**Esercizio scritto**
Trasforma in un elenco numerato tutte le righe dei dati, da quella che contiene "jamison-point bbox=[1006, 495, 1016, 505]" giù fino a quella che contiene "gdp-point bbox=[914, 166, 925, 176]", entrambe comprese. Salta le righe vuote.
%%
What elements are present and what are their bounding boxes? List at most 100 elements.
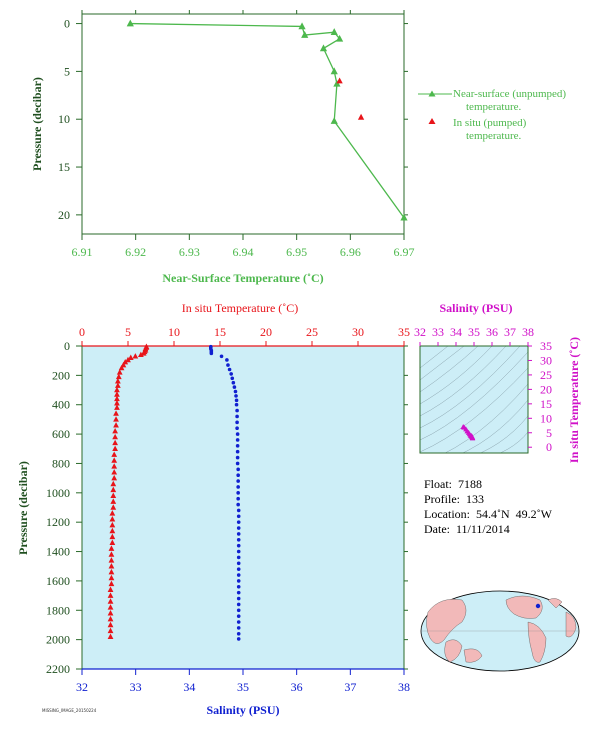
profile-plot-background [82,346,404,669]
temperature-point [138,351,144,358]
top-y-axis-label: Pressure (decibar) [30,77,44,171]
ts-x-tick-label: 33 [432,325,444,339]
temperature-tick-label: 5 [125,325,131,339]
salinity-point [231,380,236,385]
temperature-point [111,469,118,475]
temperature-point [112,433,118,440]
top-x-tick-label: 6.93 [179,245,200,259]
salinity-point [236,579,241,583]
temperature-point [114,404,120,410]
salinity-point [236,631,241,636]
profile-y-axis-label: Pressure (decibar) [16,461,30,555]
salinity-point [230,376,235,381]
unpumped-temperature-point [319,44,328,52]
temperature-point [108,545,115,551]
temperature-tick-label: 20 [260,325,272,339]
salinity-point [235,449,240,454]
temperature-point [107,586,114,592]
ts-x-tick-label: 35 [468,325,480,339]
salinity-point [236,526,241,530]
temperature-point [110,486,117,493]
ts-plot-background [420,346,528,453]
temperature-tick-label: 15 [214,325,226,339]
ts-x-tick-label: 38 [522,325,534,339]
temperature-tick-label: 30 [352,325,364,339]
temperature-point [107,627,114,634]
profile-y-tick-label: 200 [52,368,70,382]
top-x-tick-label: 6.97 [394,245,415,259]
profile-y-tick-label: 1600 [46,574,70,588]
salinity-point [236,491,240,495]
ts-title: Salinity (PSU) [439,301,512,315]
ts-y-axis-label: In situ Temperature (˚C) [567,337,581,463]
salinity-point [234,398,239,403]
temperature-axis-label: In situ Temperature (˚C) [182,301,299,315]
salinity-point [236,520,241,524]
map-land [426,595,577,663]
temperature-point [112,439,118,446]
salinity-point [209,351,214,356]
top-y-tick-label: 20 [58,208,70,222]
salinity-tick-label: 32 [76,680,88,694]
temperature-point [110,504,117,510]
top-y-tick-label: 0 [64,17,70,31]
unpumped-temperature-point [400,213,408,221]
footer-tiny-text: MISSING_IMAGE_20150224 [42,708,97,713]
salinity-point [236,538,241,542]
salinity-point [229,372,233,376]
salinity-tick-label: 38 [398,680,410,694]
salinity-point [232,385,237,389]
temperature-point [115,373,122,380]
temperature-point [114,395,120,402]
profile-y-tick-label: 1400 [46,545,70,559]
ts-y-tick-label: 5 [546,426,552,440]
info-location: Location: 54.4˚N 49.2˚W [424,507,552,521]
temperature-point [111,457,118,463]
salinity-point [236,485,240,489]
salinity-point [235,420,239,425]
temperature-point [109,527,116,534]
unpumped-temperature-point [336,34,344,42]
salinity-point [236,614,241,618]
salinity-point [236,637,241,641]
salinity-point [235,444,240,448]
temperature-point [108,551,115,557]
temperature-point [109,516,116,522]
salinity-point [236,496,240,501]
top-x-tick-label: 6.95 [286,245,307,259]
temperature-point [113,416,119,422]
unpumped-temperature-point [330,67,338,75]
temperature-tick-label: 35 [398,325,410,339]
profile-y-tick-label: 400 [52,398,70,412]
top-y-tick-label: 15 [58,160,70,174]
temperature-point [111,474,118,481]
salinity-point [236,602,241,607]
salinity-point [235,438,240,442]
density-contours [420,346,528,453]
temperature-point [107,604,114,610]
info-float: Float: 7188 [424,477,483,491]
top-x-tick-label: 6.91 [72,245,93,259]
temperature-point [109,539,116,545]
top-x-tick-label: 6.92 [125,245,146,259]
temperature-point [114,391,120,397]
temperature-point [109,533,116,540]
salinity-point [236,608,241,613]
salinity-point [236,590,241,595]
salinity-point [236,567,241,571]
salinity-point [236,502,240,507]
salinity-point [233,389,238,394]
temperature-point [112,427,118,434]
salinity-point [219,354,224,359]
salinity-axis-label: Salinity (PSU) [206,703,279,717]
temperature-point [115,382,121,388]
legend-triangle-green [428,90,436,97]
info-profile: Profile: 133 [424,492,484,506]
salinity-point [236,532,241,536]
ts-x-tick-label: 37 [504,325,516,339]
info-date: Date: 11/11/2014 [424,522,510,536]
temperature-point [109,510,116,516]
unpumped-temperature-point [330,28,338,35]
top-legend: Near-surface (unpumped) temperature. In … [418,88,566,142]
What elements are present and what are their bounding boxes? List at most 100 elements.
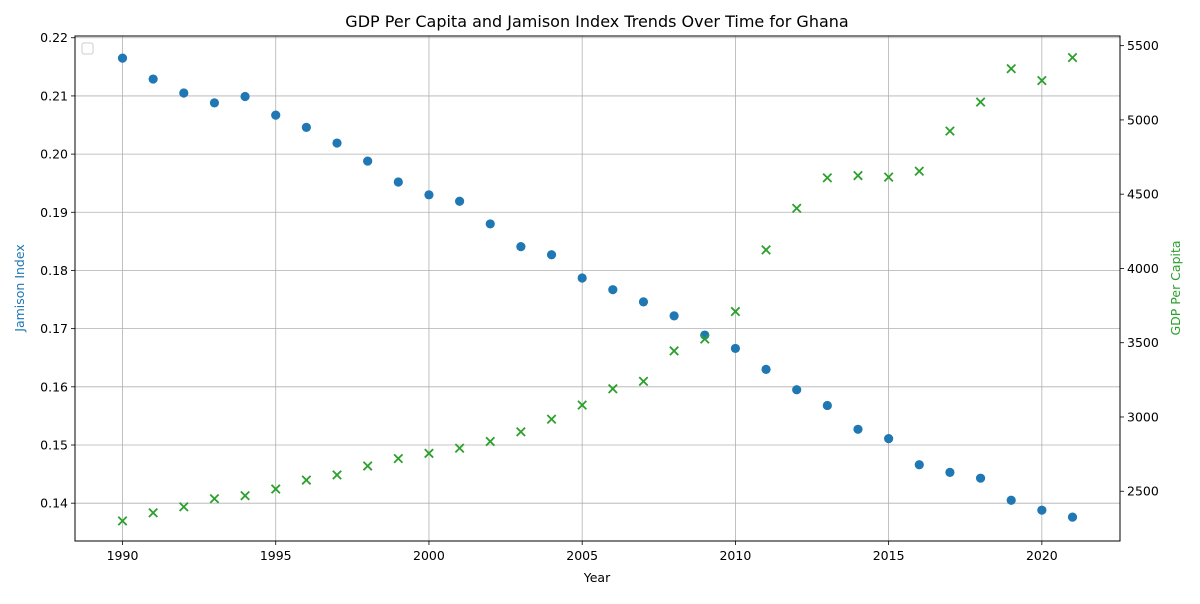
jamison-point bbox=[1006, 495, 1016, 505]
jamison-point bbox=[1037, 505, 1047, 515]
legend-box bbox=[81, 42, 94, 55]
jamison-point bbox=[332, 138, 342, 148]
gdp-point bbox=[393, 453, 404, 464]
gdp-point-stroke bbox=[209, 493, 220, 504]
jamison-point bbox=[945, 467, 955, 477]
gdp-point bbox=[178, 502, 189, 512]
gdp-point bbox=[1067, 52, 1078, 63]
y-left-tick-label: 0.14 bbox=[40, 496, 68, 511]
gdp-point-stroke bbox=[362, 461, 373, 471]
gdp-point bbox=[117, 516, 128, 526]
x-tick-label: 2015 bbox=[873, 548, 905, 563]
gdp-point bbox=[301, 475, 312, 485]
jamison-point bbox=[148, 74, 158, 84]
gdp-point bbox=[914, 166, 925, 176]
jamison-point bbox=[914, 460, 924, 470]
x-tick-label: 2000 bbox=[413, 548, 445, 563]
jamison-point bbox=[393, 177, 403, 187]
gdp-point-stroke bbox=[791, 203, 802, 214]
gdp-point bbox=[761, 245, 771, 255]
y-left-tick-label: 0.20 bbox=[40, 147, 68, 162]
y-right-tick-label: 2500 bbox=[1127, 484, 1159, 499]
x-tick-label: 2005 bbox=[566, 548, 598, 563]
gdp-point-stroke bbox=[117, 516, 128, 526]
jamison-point bbox=[271, 110, 281, 120]
gdp-point bbox=[1037, 75, 1047, 86]
gdp-point-stroke bbox=[301, 475, 312, 485]
gdp-point-stroke bbox=[699, 334, 710, 344]
gdp-point-stroke bbox=[669, 346, 679, 356]
gdp-point-stroke bbox=[638, 376, 649, 387]
gdp-point-stroke bbox=[1006, 63, 1017, 74]
jamison-point bbox=[485, 219, 495, 229]
jamison-point bbox=[638, 297, 649, 307]
gdp-point bbox=[853, 170, 863, 181]
chart-title: GDP Per Capita and Jamison Index Trends … bbox=[345, 12, 848, 31]
y-left-tick-label: 0.16 bbox=[40, 379, 68, 394]
y-axis-right-label: GDP Per Capita bbox=[1168, 240, 1183, 335]
gdp-point bbox=[945, 126, 955, 136]
marks-layer bbox=[117, 52, 1078, 526]
gdp-point-stroke bbox=[516, 426, 526, 437]
gdp-point-stroke bbox=[148, 507, 158, 518]
y-left-tick-label: 0.19 bbox=[40, 205, 68, 220]
jamison-point bbox=[1067, 512, 1078, 522]
gdp-point-stroke bbox=[945, 126, 955, 136]
y-left-tick-label: 0.15 bbox=[40, 438, 68, 453]
jamison-point bbox=[301, 122, 311, 132]
gdp-point-stroke bbox=[822, 173, 833, 183]
y-right-tick-label: 4000 bbox=[1127, 261, 1159, 276]
jamison-point bbox=[424, 190, 434, 200]
jamison-point bbox=[546, 250, 557, 260]
gdp-point bbox=[454, 443, 465, 454]
jamison-point bbox=[117, 53, 128, 63]
y-right-tick-label: 3500 bbox=[1127, 335, 1159, 350]
gdp-point-stroke bbox=[577, 400, 588, 410]
jamison-point bbox=[516, 242, 526, 252]
jamison-point bbox=[792, 385, 802, 395]
gdp-point-stroke bbox=[546, 414, 557, 425]
gdp-point bbox=[883, 172, 894, 182]
x-tick-label: 2020 bbox=[1026, 548, 1058, 563]
gdp-point bbox=[669, 346, 679, 356]
gdp-point-stroke bbox=[1067, 52, 1078, 63]
gdp-point bbox=[699, 334, 710, 344]
gdp-point bbox=[362, 461, 373, 471]
jamison-point bbox=[822, 400, 832, 411]
y-left-tick-label: 0.21 bbox=[40, 88, 68, 103]
gdp-point-stroke bbox=[270, 484, 281, 494]
gdp-point bbox=[607, 383, 618, 394]
gdp-point bbox=[209, 493, 220, 504]
jamison-point bbox=[669, 311, 679, 321]
gdp-point-stroke bbox=[332, 470, 342, 480]
gdp-point bbox=[240, 490, 250, 501]
y-right-tick-label: 3000 bbox=[1127, 409, 1159, 424]
gdp-point bbox=[270, 484, 281, 494]
jamison-point bbox=[454, 196, 465, 206]
y-right-tick-label: 5000 bbox=[1127, 112, 1159, 127]
x-tick-label: 2010 bbox=[719, 548, 751, 563]
y-left-tick-label: 0.18 bbox=[40, 263, 68, 278]
plot-frame bbox=[74, 35, 1121, 542]
gdp-point-stroke bbox=[240, 490, 250, 501]
jamison-point bbox=[730, 343, 741, 354]
jamison-point bbox=[608, 285, 618, 295]
y-left-tick-label: 0.22 bbox=[40, 30, 68, 45]
axes-layer: 1990 1995 2000 2005 2010 2015 2020 0.14 0.15 0.16… bbox=[40, 30, 1159, 563]
gdp-point-stroke bbox=[883, 172, 894, 182]
gdp-point bbox=[516, 426, 526, 437]
gdp-point-stroke bbox=[454, 443, 465, 454]
gdp-point-stroke bbox=[975, 97, 986, 107]
jamison-point bbox=[853, 424, 863, 434]
jamison-point bbox=[761, 364, 771, 374]
jamison-point bbox=[577, 273, 587, 283]
gdp-point bbox=[485, 436, 496, 447]
gdp-point bbox=[822, 173, 833, 183]
jamison-point bbox=[884, 434, 894, 444]
gdp-point-stroke bbox=[853, 170, 863, 181]
gdp-point bbox=[791, 203, 802, 214]
gdp-point-stroke bbox=[607, 383, 618, 394]
gdp-point bbox=[148, 507, 158, 518]
gdp-point bbox=[1006, 63, 1017, 74]
gdp-point-stroke bbox=[1037, 75, 1047, 86]
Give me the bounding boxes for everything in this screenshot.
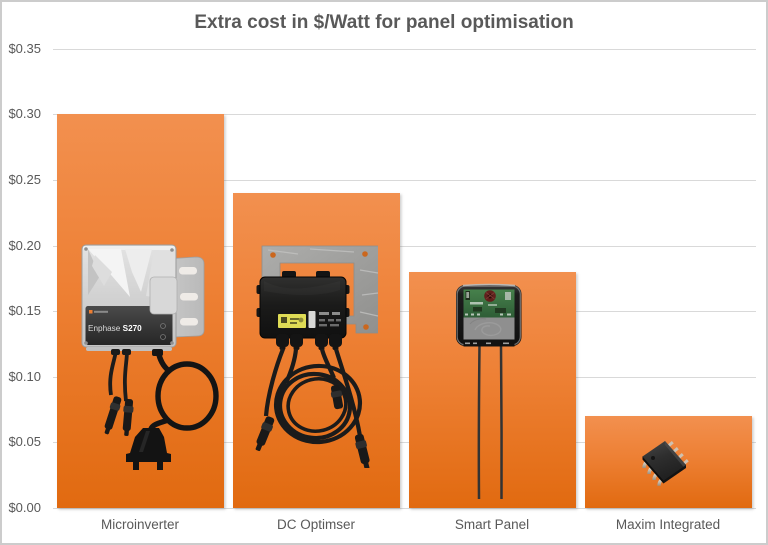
svg-text:Enphase S270: Enphase S270 bbox=[88, 324, 142, 333]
%%
**Risposta all'esercizio**
1. jamison-point bbox=[1006, 495, 1016, 505]
2. jamison-point bbox=[1037, 505, 1047, 515]
3. legend-box bbox=[81, 42, 94, 55]
4. jamison-point bbox=[332, 138, 342, 148]
5. gdp-point bbox=[393, 453, 404, 464]
6. gdp-point-stroke bbox=[209, 493, 220, 504]
7. jamison-point bbox=[945, 467, 955, 477]
8. gdp-point bbox=[178, 502, 189, 512]
9. gdp-point bbox=[1067, 52, 1078, 63]
10. y-left-tick-label: 0.14 bbox=[40, 496, 68, 511]
11. gdp-point-stroke bbox=[362, 461, 373, 471]
12. gdp-point bbox=[117, 516, 128, 526]
13. x-tick-label: 2015 bbox=[873, 548, 905, 563]
14. gdp-point bbox=[301, 475, 312, 485]
15. jamison-point bbox=[148, 74, 158, 84]
16. gdp-point bbox=[914, 166, 925, 176]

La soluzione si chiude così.